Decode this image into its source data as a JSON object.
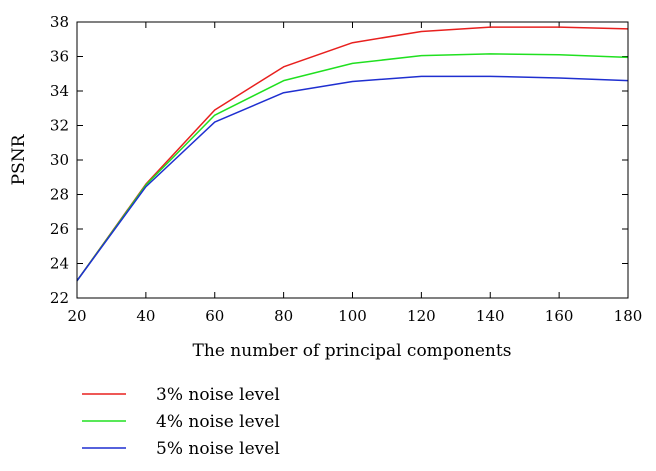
{
  "chart_data": {
    "type": "line",
    "title": "",
    "xlabel": "The number of principal components",
    "ylabel": "PSNR",
    "x": [
      20,
      40,
      60,
      80,
      100,
      120,
      140,
      160,
      180
    ],
    "xlim": [
      20,
      180
    ],
    "ylim": [
      22,
      38
    ],
    "xticks": [
      "20",
      "40",
      "60",
      "80",
      "100",
      "120",
      "140",
      "160",
      "180"
    ],
    "yticks": [
      "22",
      "24",
      "26",
      "28",
      "30",
      "32",
      "34",
      "36",
      "38"
    ],
    "grid": false,
    "legend_position": "below",
    "series": [
      {
        "name": "3% noise level",
        "color": "#e8201e",
        "values": [
          23.0,
          28.6,
          32.9,
          35.4,
          36.8,
          37.45,
          37.7,
          37.7,
          37.6
        ]
      },
      {
        "name": "4% noise level",
        "color": "#20e020",
        "values": [
          23.0,
          28.55,
          32.6,
          34.6,
          35.6,
          36.05,
          36.15,
          36.1,
          35.95
        ]
      },
      {
        "name": "5% noise level",
        "color": "#1f2fd0",
        "values": [
          23.0,
          28.45,
          32.2,
          33.9,
          34.55,
          34.85,
          34.85,
          34.75,
          34.6
        ]
      }
    ]
  }
}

-------

◆ **Stated goal**: Extract, from the listing above, every line where the string "level" occurs.

◆ **Correct result**:
        "name": "3% noise level",
        "name": "4% noise level",
        "name": "5% noise level",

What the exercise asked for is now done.